Aim: In the listing that follows, count each line containing the string "отбора" and report only the count.

Exercise materials:
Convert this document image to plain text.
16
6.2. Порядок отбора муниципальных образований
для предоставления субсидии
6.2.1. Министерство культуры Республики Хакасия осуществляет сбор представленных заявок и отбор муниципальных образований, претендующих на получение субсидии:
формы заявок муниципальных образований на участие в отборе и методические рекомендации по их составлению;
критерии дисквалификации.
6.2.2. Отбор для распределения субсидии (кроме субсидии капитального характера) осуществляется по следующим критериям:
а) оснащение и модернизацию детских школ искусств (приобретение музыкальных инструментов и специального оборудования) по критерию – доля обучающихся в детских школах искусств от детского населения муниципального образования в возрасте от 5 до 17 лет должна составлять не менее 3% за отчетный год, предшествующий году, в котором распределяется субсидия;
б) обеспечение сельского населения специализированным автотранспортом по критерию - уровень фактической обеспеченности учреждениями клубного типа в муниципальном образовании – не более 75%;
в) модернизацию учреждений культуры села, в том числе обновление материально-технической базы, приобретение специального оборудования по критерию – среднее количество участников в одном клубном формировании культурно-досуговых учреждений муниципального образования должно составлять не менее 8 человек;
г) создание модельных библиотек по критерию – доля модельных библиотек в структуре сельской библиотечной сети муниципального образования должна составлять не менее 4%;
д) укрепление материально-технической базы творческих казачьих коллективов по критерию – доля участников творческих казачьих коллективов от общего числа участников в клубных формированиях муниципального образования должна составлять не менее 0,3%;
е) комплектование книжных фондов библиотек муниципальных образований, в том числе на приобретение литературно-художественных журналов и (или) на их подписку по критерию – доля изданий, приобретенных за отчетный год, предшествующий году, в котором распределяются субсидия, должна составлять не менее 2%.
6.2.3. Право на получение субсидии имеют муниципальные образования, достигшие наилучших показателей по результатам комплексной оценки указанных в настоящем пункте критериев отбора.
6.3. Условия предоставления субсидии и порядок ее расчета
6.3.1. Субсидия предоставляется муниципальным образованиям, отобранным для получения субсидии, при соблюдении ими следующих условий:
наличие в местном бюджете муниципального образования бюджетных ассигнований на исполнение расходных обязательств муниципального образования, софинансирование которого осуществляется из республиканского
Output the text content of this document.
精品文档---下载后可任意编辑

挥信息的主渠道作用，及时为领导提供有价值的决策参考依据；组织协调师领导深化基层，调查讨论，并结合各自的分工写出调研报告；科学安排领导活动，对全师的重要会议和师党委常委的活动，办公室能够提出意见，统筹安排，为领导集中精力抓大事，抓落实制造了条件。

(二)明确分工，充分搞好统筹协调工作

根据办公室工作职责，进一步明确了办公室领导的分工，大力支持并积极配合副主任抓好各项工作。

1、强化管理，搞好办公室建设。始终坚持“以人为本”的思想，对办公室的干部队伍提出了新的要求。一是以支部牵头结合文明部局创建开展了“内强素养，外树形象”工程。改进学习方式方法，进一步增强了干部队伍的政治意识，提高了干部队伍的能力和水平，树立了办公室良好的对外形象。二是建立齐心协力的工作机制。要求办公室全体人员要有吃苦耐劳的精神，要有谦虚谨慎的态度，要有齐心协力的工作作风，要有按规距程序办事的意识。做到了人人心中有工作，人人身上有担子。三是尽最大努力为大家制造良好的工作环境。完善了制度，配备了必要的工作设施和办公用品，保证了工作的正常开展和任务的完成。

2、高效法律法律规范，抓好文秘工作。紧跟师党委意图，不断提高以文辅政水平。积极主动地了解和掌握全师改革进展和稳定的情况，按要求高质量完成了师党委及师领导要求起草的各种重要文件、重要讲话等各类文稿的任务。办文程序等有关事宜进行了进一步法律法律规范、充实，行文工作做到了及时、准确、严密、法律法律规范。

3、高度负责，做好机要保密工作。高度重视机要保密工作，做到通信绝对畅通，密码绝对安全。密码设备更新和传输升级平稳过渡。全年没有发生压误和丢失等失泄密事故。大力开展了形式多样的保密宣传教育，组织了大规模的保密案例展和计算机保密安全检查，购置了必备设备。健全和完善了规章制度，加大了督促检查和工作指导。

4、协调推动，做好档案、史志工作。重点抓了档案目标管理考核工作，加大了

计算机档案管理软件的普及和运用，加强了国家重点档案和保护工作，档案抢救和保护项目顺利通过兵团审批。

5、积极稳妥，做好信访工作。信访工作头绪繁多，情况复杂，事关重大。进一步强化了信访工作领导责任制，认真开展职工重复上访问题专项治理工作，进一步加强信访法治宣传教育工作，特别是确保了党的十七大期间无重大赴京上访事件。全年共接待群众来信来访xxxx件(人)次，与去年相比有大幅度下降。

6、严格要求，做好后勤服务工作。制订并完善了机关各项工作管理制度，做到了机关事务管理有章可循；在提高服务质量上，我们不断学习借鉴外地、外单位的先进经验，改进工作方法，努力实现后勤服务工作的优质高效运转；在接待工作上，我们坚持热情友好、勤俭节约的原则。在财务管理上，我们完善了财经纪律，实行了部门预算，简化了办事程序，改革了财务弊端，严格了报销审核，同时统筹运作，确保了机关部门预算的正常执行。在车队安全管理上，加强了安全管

Exercise response: 2